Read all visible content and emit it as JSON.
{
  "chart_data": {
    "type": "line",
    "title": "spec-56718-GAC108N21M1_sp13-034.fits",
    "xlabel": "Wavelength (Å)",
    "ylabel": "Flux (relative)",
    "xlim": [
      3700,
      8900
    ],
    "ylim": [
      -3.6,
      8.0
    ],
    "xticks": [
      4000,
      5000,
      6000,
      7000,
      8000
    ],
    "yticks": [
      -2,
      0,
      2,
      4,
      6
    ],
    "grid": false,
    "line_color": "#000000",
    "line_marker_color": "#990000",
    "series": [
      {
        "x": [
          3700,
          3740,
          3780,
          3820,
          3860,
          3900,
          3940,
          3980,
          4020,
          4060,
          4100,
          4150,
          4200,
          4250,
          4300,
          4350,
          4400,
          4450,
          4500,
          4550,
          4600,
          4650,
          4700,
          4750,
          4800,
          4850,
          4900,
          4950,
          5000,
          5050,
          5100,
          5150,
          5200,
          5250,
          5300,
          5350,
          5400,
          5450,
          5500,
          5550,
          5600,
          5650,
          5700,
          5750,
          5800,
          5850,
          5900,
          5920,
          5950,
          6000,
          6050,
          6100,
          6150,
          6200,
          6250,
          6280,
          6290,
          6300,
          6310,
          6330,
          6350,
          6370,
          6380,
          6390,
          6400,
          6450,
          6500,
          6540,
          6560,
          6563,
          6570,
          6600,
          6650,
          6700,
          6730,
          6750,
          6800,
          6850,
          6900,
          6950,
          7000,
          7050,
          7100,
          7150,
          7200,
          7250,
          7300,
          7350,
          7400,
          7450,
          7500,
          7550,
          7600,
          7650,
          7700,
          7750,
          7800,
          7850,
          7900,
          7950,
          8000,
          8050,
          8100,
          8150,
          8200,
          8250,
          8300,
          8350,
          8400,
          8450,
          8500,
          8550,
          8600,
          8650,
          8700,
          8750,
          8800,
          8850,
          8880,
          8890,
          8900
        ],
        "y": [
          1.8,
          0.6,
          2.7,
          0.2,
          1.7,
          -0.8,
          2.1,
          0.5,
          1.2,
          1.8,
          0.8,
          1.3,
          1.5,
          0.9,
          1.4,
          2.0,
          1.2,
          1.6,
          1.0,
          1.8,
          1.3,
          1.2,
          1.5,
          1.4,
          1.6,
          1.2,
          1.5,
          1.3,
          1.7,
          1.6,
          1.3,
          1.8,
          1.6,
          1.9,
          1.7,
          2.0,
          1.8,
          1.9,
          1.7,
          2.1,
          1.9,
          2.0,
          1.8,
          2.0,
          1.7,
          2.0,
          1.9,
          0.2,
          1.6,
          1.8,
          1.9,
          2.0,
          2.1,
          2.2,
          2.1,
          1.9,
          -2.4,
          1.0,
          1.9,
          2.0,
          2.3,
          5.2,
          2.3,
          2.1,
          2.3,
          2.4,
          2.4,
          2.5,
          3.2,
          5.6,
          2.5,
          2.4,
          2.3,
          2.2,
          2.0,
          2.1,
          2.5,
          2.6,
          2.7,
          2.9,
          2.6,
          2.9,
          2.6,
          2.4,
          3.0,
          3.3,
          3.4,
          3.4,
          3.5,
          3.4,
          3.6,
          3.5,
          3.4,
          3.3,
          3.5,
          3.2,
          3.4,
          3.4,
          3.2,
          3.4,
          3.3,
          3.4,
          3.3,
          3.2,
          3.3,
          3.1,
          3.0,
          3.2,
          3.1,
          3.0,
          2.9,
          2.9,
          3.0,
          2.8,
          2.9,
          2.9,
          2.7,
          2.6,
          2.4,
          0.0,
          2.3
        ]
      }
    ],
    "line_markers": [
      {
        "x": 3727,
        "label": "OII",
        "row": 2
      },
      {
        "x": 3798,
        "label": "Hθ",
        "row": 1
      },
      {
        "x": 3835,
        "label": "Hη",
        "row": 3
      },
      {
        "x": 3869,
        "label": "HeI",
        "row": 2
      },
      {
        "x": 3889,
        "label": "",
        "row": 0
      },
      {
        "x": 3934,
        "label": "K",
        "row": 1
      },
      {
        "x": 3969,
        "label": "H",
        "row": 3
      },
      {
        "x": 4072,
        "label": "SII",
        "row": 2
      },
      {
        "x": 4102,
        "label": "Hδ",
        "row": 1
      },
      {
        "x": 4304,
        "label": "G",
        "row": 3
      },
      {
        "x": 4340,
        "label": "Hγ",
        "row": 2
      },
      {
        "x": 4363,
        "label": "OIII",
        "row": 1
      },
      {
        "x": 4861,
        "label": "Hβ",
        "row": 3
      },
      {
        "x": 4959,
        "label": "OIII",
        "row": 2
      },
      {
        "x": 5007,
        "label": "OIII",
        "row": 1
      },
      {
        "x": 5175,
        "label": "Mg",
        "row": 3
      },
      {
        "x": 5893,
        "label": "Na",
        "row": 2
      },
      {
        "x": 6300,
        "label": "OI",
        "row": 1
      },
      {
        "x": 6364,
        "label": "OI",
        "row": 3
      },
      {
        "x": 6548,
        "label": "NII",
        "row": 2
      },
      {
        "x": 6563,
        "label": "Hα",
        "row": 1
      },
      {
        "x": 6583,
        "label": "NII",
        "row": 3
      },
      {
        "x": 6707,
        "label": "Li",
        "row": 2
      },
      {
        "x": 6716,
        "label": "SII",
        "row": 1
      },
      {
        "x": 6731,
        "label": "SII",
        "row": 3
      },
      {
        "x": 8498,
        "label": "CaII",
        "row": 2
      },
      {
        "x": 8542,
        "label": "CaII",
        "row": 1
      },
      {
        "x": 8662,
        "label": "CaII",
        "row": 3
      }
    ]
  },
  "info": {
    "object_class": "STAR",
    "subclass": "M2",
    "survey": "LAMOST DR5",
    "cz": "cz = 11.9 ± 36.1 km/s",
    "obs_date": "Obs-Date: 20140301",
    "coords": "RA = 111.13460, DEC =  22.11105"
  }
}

_WRITTEN EXERCISE:_
Give the records above again, word for word.

_RESPONSE TO THE TASK:_
Read all visible content and emit it as JSON.
{
  "chart_data": {
    "type": "line",
    "title": "spec-56718-GAC108N21M1_sp13-034.fits",
    "xlabel": "Wavelength (Å)",
    "ylabel": "Flux (relative)",
    "xlim": [
      3700,
      8900
    ],
    "ylim": [
      -3.6,
      8.0
    ],
    "xticks": [
      4000,
      5000,
      6000,
      7000,
      8000
    ],
    "yticks": [
      -2,
      0,
      2,
      4,
      6
    ],
    "grid": false,
    "line_color": "#000000",
    "line_marker_color": "#990000",
    "series": [
      {
        "x": [
          3700,
          3740,
          3780,
          3820,
          3860,
          3900,
          3940,
          3980,
          4020,
          4060,
          4100,
          4150,
          4200,
          4250,
          4300,
          4350,
          4400,
          4450,
          4500,
          4550,
          4600,
          4650,
          4700,
          4750,
          4800,
          4850,
          4900,
          4950,
          5000,
          5050,
          5100,
          5150,
          5200,
          5250,
          5300,
          5350,
          5400,
          5450,
          5500,
          5550,
          5600,
          5650,
          5700,
          5750,
          5800,
          5850,
          5900,
          5920,
          5950,
          6000,
          6050,
          6100,
          6150,
          6200,
          6250,
          6280,
          6290,
          6300,
          6310,
          6330,
          6350,
          6370,
          6380,
          6390,
          6400,
          6450,
          6500,
          6540,
          6560,
          6563,
          6570,
          6600,
          6650,
          6700,
          6730,
          6750,
          6800,
          6850,
          6900,
          6950,
          7000,
          7050,
          7100,
          7150,
          7200,
          7250,
          7300,
          7350,
          7400,
          7450,
          7500,
          7550,
          7600,
          7650,
          7700,
          7750,
          7800,
          7850,
          7900,
          7950,
          8000,
          8050,
          8100,
          8150,
          8200,
          8250,
          8300,
          8350,
          8400,
          8450,
          8500,
          8550,
          8600,
          8650,
          8700,
          8750,
          8800,
          8850,
          8880,
          8890,
          8900
        ],
        "y": [
          1.8,
          0.6,
          2.7,
          0.2,
          1.7,
          -0.8,
          2.1,
          0.5,
          1.2,
          1.8,
          0.8,
          1.3,
          1.5,
          0.9,
          1.4,
          2.0,
          1.2,
          1.6,
          1.0,
          1.8,
          1.3,
          1.2,
          1.5,
          1.4,
          1.6,
          1.2,
          1.5,
          1.3,
          1.7,
          1.6,
          1.3,
          1.8,
          1.6,
          1.9,
          1.7,
          2.0,
          1.8,
          1.9,
          1.7,
          2.1,
          1.9,
          2.0,
          1.8,
          2.0,
          1.7,
          2.0,
          1.9,
          0.2,
          1.6,
          1.8,
          1.9,
          2.0,
          2.1,
          2.2,
          2.1,
          1.9,
          -2.4,
          1.0,
          1.9,
          2.0,
          2.3,
          5.2,
          2.3,
          2.1,
          2.3,
          2.4,
          2.4,
          2.5,
          3.2,
          5.6,
          2.5,
          2.4,
          2.3,
          2.2,
          2.0,
          2.1,
          2.5,
          2.6,
          2.7,
          2.9,
          2.6,
          2.9,
          2.6,
          2.4,
          3.0,
          3.3,
          3.4,
          3.4,
          3.5,
          3.4,
          3.6,
          3.5,
          3.4,
          3.3,
          3.5,
          3.2,
          3.4,
          3.4,
          3.2,
          3.4,
          3.3,
          3.4,
          3.3,
          3.2,
          3.3,
          3.1,
          3.0,
          3.2,
          3.1,
          3.0,
          2.9,
          2.9,
          3.0,
          2.8,
          2.9,
          2.9,
          2.7,
          2.6,
          2.4,
          0.0,
          2.3
        ]
      }
    ],
    "line_markers": [
      {
        "x": 3727,
        "label": "OII",
        "row": 2
      },
      {
        "x": 3798,
        "label": "Hθ",
        "row": 1
      },
      {
        "x": 3835,
        "label": "Hη",
        "row": 3
      },
      {
        "x": 3869,
        "label": "HeI",
        "row": 2
      },
      {
        "x": 3889,
        "label": "",
        "row": 0
      },
      {
        "x": 3934,
        "label": "K",
        "row": 1
      },
      {
        "x": 3969,
        "label": "H",
        "row": 3
      },
      {
        "x": 4072,
        "label": "SII",
        "row": 2
      },
      {
        "x": 4102,
        "label": "Hδ",
        "row": 1
      },
      {
        "x": 4304,
        "label": "G",
        "row": 3
      },
      {
        "x": 4340,
        "label": "Hγ",
        "row": 2
      },
      {
        "x": 4363,
        "label": "OIII",
        "row": 1
      },
      {
        "x": 4861,
        "label": "Hβ",
        "row": 3
      },
      {
        "x": 4959,
        "label": "OIII",
        "row": 2
      },
      {
        "x": 5007,
        "label": "OIII",
        "row": 1
      },
      {
        "x": 5175,
        "label": "Mg",
        "row": 3
      },
      {
        "x": 5893,
        "label": "Na",
        "row": 2
      },
      {
        "x": 6300,
        "label": "OI",
        "row": 1
      },
      {
        "x": 6364,
        "label": "OI",
        "row": 3
      },
      {
        "x": 6548,
        "label": "NII",
        "row": 2
      },
      {
        "x": 6563,
        "label": "Hα",
        "row": 1
      },
      {
        "x": 6583,
        "label": "NII",
        "row": 3
      },
      {
        "x": 6707,
        "label": "Li",
        "row": 2
      },
      {
        "x": 6716,
        "label": "SII",
        "row": 1
      },
      {
        "x": 6731,
        "label": "SII",
        "row": 3
      },
      {
        "x": 8498,
        "label": "CaII",
        "row": 2
      },
      {
        "x": 8542,
        "label": "CaII",
        "row": 1
      },
      {
        "x": 8662,
        "label": "CaII",
        "row": 3
      }
    ]
  },
  "info": {
    "object_class": "STAR",
    "subclass": "M2",
    "survey": "LAMOST DR5",
    "cz": "cz = 11.9 ± 36.1 km/s",
    "obs_date": "Obs-Date: 20140301",
    "coords": "RA = 111.13460, DEC =  22.11105"
  }
}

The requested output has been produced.